(begin)
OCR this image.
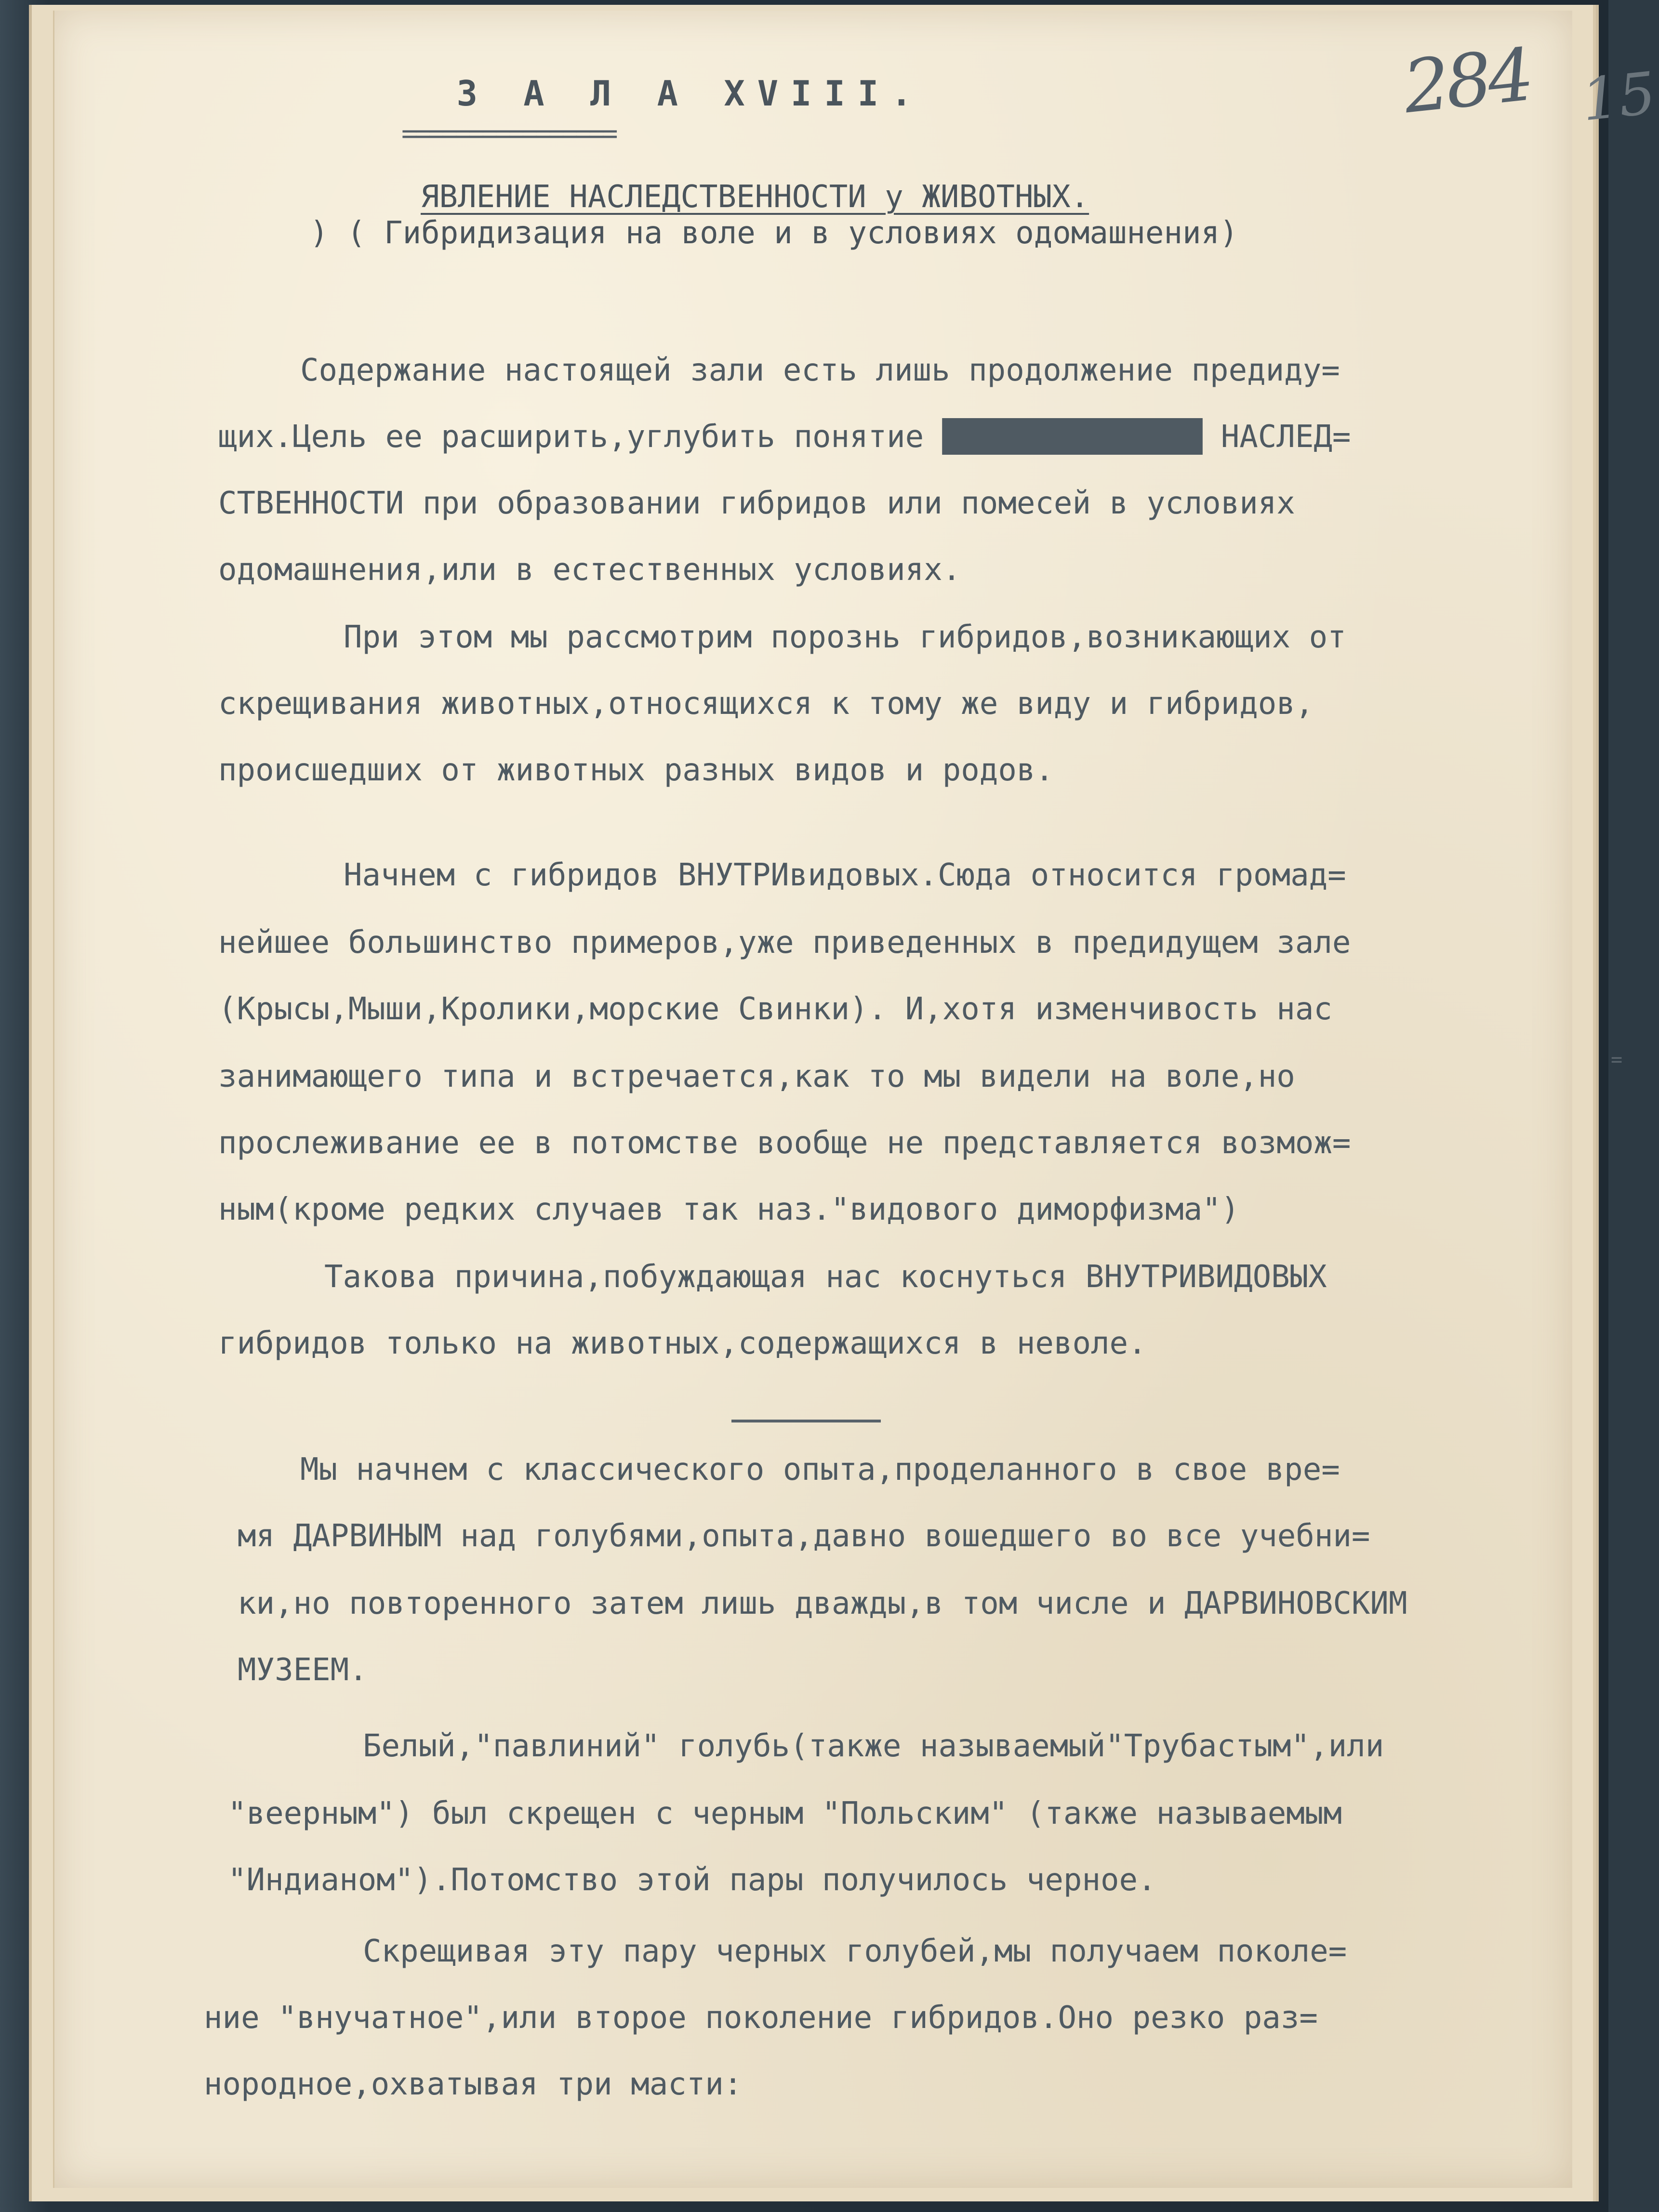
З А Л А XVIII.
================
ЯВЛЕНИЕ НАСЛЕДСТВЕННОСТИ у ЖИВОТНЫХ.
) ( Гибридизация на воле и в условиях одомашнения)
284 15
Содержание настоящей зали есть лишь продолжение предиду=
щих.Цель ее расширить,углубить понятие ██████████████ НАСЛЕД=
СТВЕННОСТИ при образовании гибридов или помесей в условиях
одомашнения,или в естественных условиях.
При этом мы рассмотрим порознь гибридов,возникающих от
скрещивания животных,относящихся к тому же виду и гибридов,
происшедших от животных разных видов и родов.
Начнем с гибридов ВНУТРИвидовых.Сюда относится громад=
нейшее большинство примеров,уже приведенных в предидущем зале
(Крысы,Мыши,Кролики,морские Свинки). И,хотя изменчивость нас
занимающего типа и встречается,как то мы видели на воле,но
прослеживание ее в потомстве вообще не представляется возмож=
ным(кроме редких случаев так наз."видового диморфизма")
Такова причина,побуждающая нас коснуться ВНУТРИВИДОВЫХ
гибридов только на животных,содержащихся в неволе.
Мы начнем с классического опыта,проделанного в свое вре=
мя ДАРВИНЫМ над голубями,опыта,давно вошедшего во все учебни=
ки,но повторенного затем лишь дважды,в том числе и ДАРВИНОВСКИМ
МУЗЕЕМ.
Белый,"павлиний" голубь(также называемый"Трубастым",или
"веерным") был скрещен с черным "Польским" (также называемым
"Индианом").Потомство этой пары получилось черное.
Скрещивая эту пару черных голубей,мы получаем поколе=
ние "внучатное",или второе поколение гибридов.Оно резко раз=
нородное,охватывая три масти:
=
(end)
(begin)
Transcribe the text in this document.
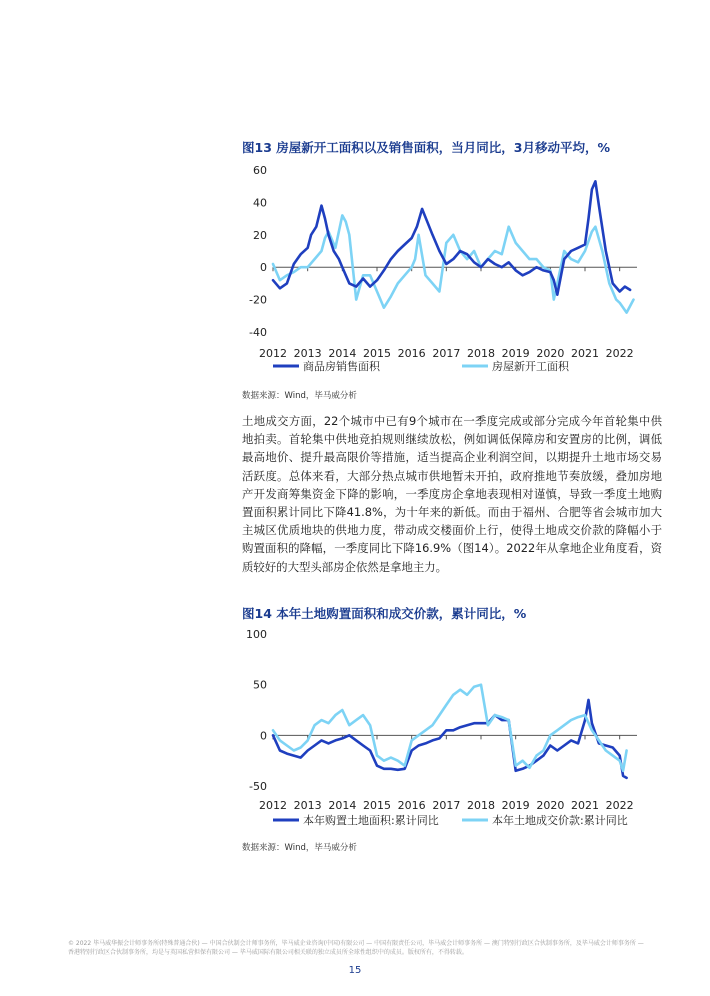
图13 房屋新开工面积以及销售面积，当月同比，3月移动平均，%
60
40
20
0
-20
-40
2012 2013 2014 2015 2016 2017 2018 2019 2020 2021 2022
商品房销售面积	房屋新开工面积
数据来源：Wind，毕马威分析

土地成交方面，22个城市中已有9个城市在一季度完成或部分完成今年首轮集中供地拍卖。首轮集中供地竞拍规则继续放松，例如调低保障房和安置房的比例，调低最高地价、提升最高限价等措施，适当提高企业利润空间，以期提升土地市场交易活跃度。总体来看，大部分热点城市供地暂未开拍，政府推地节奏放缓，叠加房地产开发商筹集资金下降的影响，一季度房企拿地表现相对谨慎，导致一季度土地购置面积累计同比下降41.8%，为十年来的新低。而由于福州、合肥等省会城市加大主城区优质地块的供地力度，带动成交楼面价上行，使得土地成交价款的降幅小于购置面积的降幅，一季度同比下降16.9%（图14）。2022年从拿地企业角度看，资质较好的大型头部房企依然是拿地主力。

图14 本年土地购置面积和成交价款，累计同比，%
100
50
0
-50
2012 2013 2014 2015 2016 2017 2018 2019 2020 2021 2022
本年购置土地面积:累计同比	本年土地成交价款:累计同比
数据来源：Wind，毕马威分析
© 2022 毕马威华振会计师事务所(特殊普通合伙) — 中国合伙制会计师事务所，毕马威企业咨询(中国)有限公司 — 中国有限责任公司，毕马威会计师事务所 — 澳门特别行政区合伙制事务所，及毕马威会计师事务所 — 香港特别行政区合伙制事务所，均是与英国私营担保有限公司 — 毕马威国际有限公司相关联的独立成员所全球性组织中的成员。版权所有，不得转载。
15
(end)
▶ [What the task requires]: Show all lines in the entries above where the word "условиях" appears.

▶ [Written answer]:
) ( Гибридизация на воле и в условиях одомашнения)
СТВЕННОСТИ при образовании гибридов или помесей в условиях
одомашнения,или в естественных условиях.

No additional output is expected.